GOAL =>
Each entry should be quoted word for word, including every mark of punctuation.
::::
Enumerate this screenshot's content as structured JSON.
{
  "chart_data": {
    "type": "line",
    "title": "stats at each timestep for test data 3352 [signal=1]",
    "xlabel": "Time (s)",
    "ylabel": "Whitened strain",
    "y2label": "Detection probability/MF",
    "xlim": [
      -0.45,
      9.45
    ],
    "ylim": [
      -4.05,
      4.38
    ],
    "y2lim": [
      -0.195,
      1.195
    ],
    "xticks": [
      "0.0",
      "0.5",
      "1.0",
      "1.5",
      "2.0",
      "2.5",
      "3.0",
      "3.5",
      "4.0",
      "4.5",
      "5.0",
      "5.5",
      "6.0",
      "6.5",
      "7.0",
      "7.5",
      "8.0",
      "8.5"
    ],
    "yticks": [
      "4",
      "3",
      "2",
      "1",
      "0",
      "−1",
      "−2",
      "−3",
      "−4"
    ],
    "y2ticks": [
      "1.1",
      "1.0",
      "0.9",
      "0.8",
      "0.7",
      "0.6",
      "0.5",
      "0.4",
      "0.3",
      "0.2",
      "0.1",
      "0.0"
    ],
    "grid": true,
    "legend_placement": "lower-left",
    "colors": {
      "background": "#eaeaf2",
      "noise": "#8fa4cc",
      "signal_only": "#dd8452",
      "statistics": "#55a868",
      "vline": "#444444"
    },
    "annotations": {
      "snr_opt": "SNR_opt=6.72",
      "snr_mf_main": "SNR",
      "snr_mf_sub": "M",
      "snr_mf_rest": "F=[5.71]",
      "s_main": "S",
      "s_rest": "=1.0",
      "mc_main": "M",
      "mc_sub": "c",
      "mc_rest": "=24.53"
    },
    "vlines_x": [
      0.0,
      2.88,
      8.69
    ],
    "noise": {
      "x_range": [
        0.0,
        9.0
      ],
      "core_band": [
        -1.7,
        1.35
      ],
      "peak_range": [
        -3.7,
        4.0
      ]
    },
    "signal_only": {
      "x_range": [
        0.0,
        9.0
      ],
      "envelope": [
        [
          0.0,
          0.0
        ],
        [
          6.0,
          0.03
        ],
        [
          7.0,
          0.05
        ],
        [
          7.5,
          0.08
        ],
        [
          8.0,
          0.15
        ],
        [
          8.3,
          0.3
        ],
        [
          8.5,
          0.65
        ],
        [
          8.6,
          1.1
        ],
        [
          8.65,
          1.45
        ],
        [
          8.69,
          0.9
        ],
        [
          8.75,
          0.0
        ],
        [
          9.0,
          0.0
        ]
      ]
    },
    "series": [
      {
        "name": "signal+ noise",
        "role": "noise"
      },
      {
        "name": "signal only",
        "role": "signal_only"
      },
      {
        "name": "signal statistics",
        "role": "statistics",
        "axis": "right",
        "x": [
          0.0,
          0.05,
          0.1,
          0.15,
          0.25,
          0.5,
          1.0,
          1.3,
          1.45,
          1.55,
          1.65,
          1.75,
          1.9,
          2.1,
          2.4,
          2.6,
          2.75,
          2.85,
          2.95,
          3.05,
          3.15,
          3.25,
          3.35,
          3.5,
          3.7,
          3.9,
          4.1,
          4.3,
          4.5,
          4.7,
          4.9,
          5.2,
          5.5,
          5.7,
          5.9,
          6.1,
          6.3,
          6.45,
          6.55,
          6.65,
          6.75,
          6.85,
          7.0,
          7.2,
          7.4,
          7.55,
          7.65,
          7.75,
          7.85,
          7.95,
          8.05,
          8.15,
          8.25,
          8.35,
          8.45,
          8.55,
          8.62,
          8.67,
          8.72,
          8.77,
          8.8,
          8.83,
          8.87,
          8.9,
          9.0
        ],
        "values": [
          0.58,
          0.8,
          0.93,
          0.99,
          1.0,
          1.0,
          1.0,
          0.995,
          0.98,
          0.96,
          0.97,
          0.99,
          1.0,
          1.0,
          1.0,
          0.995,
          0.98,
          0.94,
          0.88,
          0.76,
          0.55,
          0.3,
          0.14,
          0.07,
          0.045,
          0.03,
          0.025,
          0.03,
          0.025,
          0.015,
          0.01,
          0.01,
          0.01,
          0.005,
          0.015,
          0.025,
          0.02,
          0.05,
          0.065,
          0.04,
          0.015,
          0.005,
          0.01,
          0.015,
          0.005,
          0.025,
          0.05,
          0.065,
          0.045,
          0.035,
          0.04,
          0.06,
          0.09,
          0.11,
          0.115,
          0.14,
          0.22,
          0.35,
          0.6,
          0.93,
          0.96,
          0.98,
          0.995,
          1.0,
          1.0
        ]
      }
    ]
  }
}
::::
COMPLETE ANSWER =>
Enumerate this screenshot's content as structured JSON.
{
  "chart_data": {
    "type": "line",
    "title": "stats at each timestep for test data 3352 [signal=1]",
    "xlabel": "Time (s)",
    "ylabel": "Whitened strain",
    "y2label": "Detection probability/MF",
    "xlim": [
      -0.45,
      9.45
    ],
    "ylim": [
      -4.05,
      4.38
    ],
    "y2lim": [
      -0.195,
      1.195
    ],
    "xticks": [
      "0.0",
      "0.5",
      "1.0",
      "1.5",
      "2.0",
      "2.5",
      "3.0",
      "3.5",
      "4.0",
      "4.5",
      "5.0",
      "5.5",
      "6.0",
      "6.5",
      "7.0",
      "7.5",
      "8.0",
      "8.5"
    ],
    "yticks": [
      "4",
      "3",
      "2",
      "1",
      "0",
      "−1",
      "−2",
      "−3",
      "−4"
    ],
    "y2ticks": [
      "1.1",
      "1.0",
      "0.9",
      "0.8",
      "0.7",
      "0.6",
      "0.5",
      "0.4",
      "0.3",
      "0.2",
      "0.1",
      "0.0"
    ],
    "grid": true,
    "legend_placement": "lower-left",
    "colors": {
      "background": "#eaeaf2",
      "noise": "#8fa4cc",
      "signal_only": "#dd8452",
      "statistics": "#55a868",
      "vline": "#444444"
    },
    "annotations": {
      "snr_opt": "SNR_opt=6.72",
      "snr_mf_main": "SNR",
      "snr_mf_sub": "M",
      "snr_mf_rest": "F=[5.71]",
      "s_main": "S",
      "s_rest": "=1.0",
      "mc_main": "M",
      "mc_sub": "c",
      "mc_rest": "=24.53"
    },
    "vlines_x": [
      0.0,
      2.88,
      8.69
    ],
    "noise": {
      "x_range": [
        0.0,
        9.0
      ],
      "core_band": [
        -1.7,
        1.35
      ],
      "peak_range": [
        -3.7,
        4.0
      ]
    },
    "signal_only": {
      "x_range": [
        0.0,
        9.0
      ],
      "envelope": [
        [
          0.0,
          0.0
        ],
        [
          6.0,
          0.03
        ],
        [
          7.0,
          0.05
        ],
        [
          7.5,
          0.08
        ],
        [
          8.0,
          0.15
        ],
        [
          8.3,
          0.3
        ],
        [
          8.5,
          0.65
        ],
        [
          8.6,
          1.1
        ],
        [
          8.65,
          1.45
        ],
        [
          8.69,
          0.9
        ],
        [
          8.75,
          0.0
        ],
        [
          9.0,
          0.0
        ]
      ]
    },
    "series": [
      {
        "name": "signal+ noise",
        "role": "noise"
      },
      {
        "name": "signal only",
        "role": "signal_only"
      },
      {
        "name": "signal statistics",
        "role": "statistics",
        "axis": "right",
        "x": [
          0.0,
          0.05,
          0.1,
          0.15,
          0.25,
          0.5,
          1.0,
          1.3,
          1.45,
          1.55,
          1.65,
          1.75,
          1.9,
          2.1,
          2.4,
          2.6,
          2.75,
          2.85,
          2.95,
          3.05,
          3.15,
          3.25,
          3.35,
          3.5,
          3.7,
          3.9,
          4.1,
          4.3,
          4.5,
          4.7,
          4.9,
          5.2,
          5.5,
          5.7,
          5.9,
          6.1,
          6.3,
          6.45,
          6.55,
          6.65,
          6.75,
          6.85,
          7.0,
          7.2,
          7.4,
          7.55,
          7.65,
          7.75,
          7.85,
          7.95,
          8.05,
          8.15,
          8.25,
          8.35,
          8.45,
          8.55,
          8.62,
          8.67,
          8.72,
          8.77,
          8.8,
          8.83,
          8.87,
          8.9,
          9.0
        ],
        "values": [
          0.58,
          0.8,
          0.93,
          0.99,
          1.0,
          1.0,
          1.0,
          0.995,
          0.98,
          0.96,
          0.97,
          0.99,
          1.0,
          1.0,
          1.0,
          0.995,
          0.98,
          0.94,
          0.88,
          0.76,
          0.55,
          0.3,
          0.14,
          0.07,
          0.045,
          0.03,
          0.025,
          0.03,
          0.025,
          0.015,
          0.01,
          0.01,
          0.01,
          0.005,
          0.015,
          0.025,
          0.02,
          0.05,
          0.065,
          0.04,
          0.015,
          0.005,
          0.01,
          0.015,
          0.005,
          0.025,
          0.05,
          0.065,
          0.045,
          0.035,
          0.04,
          0.06,
          0.09,
          0.11,
          0.115,
          0.14,
          0.22,
          0.35,
          0.6,
          0.93,
          0.96,
          0.98,
          0.995,
          1.0,
          1.0
        ]
      }
    ]
  }
}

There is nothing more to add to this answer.